Source records =
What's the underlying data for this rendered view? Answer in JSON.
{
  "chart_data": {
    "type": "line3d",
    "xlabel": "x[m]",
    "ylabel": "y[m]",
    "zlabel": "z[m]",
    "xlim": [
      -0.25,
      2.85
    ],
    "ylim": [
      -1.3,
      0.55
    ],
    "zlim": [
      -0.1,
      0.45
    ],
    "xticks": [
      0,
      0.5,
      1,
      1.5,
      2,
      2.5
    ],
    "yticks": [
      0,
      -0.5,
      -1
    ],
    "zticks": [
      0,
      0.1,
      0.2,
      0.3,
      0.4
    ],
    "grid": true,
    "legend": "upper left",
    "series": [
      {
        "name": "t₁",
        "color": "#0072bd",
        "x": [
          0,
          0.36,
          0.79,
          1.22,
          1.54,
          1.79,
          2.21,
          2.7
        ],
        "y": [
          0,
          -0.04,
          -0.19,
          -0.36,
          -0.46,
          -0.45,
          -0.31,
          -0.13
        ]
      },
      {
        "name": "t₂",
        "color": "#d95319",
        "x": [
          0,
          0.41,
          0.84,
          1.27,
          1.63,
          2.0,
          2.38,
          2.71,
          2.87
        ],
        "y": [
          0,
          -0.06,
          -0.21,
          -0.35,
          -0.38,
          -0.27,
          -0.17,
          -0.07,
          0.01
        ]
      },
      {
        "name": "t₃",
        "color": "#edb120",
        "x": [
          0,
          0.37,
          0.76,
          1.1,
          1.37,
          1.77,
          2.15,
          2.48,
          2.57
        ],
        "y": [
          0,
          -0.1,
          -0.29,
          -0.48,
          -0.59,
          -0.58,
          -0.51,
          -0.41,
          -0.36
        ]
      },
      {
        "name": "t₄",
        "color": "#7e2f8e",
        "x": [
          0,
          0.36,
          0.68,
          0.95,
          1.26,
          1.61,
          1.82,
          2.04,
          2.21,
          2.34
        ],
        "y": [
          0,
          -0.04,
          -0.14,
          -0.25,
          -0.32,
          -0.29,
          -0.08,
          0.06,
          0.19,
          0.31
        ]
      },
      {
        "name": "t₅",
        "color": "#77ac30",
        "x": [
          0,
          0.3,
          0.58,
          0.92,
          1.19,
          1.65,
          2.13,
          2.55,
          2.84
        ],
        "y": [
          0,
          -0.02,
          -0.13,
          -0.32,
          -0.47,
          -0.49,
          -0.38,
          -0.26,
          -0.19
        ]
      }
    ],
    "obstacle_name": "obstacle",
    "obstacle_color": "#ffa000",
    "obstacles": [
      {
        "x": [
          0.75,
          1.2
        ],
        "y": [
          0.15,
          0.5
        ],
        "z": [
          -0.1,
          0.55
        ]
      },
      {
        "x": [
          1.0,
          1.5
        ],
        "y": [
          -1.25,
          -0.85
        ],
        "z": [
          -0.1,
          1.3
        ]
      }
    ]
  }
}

Short task = Extract all of the data exactly as written.

Completed task =
What's the underlying data for this rendered view? Answer in JSON.
{
  "chart_data": {
    "type": "line3d",
    "xlabel": "x[m]",
    "ylabel": "y[m]",
    "zlabel": "z[m]",
    "xlim": [
      -0.25,
      2.85
    ],
    "ylim": [
      -1.3,
      0.55
    ],
    "zlim": [
      -0.1,
      0.45
    ],
    "xticks": [
      0,
      0.5,
      1,
      1.5,
      2,
      2.5
    ],
    "yticks": [
      0,
      -0.5,
      -1
    ],
    "zticks": [
      0,
      0.1,
      0.2,
      0.3,
      0.4
    ],
    "grid": true,
    "legend": "upper left",
    "series": [
      {
        "name": "t₁",
        "color": "#0072bd",
        "x": [
          0,
          0.36,
          0.79,
          1.22,
          1.54,
          1.79,
          2.21,
          2.7
        ],
        "y": [
          0,
          -0.04,
          -0.19,
          -0.36,
          -0.46,
          -0.45,
          -0.31,
          -0.13
        ]
      },
      {
        "name": "t₂",
        "color": "#d95319",
        "x": [
          0,
          0.41,
          0.84,
          1.27,
          1.63,
          2.0,
          2.38,
          2.71,
          2.87
        ],
        "y": [
          0,
          -0.06,
          -0.21,
          -0.35,
          -0.38,
          -0.27,
          -0.17,
          -0.07,
          0.01
        ]
      },
      {
        "name": "t₃",
        "color": "#edb120",
        "x": [
          0,
          0.37,
          0.76,
          1.1,
          1.37,
          1.77,
          2.15,
          2.48,
          2.57
        ],
        "y": [
          0,
          -0.1,
          -0.29,
          -0.48,
          -0.59,
          -0.58,
          -0.51,
          -0.41,
          -0.36
        ]
      },
      {
        "name": "t₄",
        "color": "#7e2f8e",
        "x": [
          0,
          0.36,
          0.68,
          0.95,
          1.26,
          1.61,
          1.82,
          2.04,
          2.21,
          2.34
        ],
        "y": [
          0,
          -0.04,
          -0.14,
          -0.25,
          -0.32,
          -0.29,
          -0.08,
          0.06,
          0.19,
          0.31
        ]
      },
      {
        "name": "t₅",
        "color": "#77ac30",
        "x": [
          0,
          0.3,
          0.58,
          0.92,
          1.19,
          1.65,
          2.13,
          2.55,
          2.84
        ],
        "y": [
          0,
          -0.02,
          -0.13,
          -0.32,
          -0.47,
          -0.49,
          -0.38,
          -0.26,
          -0.19
        ]
      }
    ],
    "obstacle_name": "obstacle",
    "obstacle_color": "#ffa000",
    "obstacles": [
      {
        "x": [
          0.75,
          1.2
        ],
        "y": [
          0.15,
          0.5
        ],
        "z": [
          -0.1,
          0.55
        ]
      },
      {
        "x": [
          1.0,
          1.5
        ],
        "y": [
          -1.25,
          -0.85
        ],
        "z": [
          -0.1,
          1.3
        ]
      }
    ]
  }
}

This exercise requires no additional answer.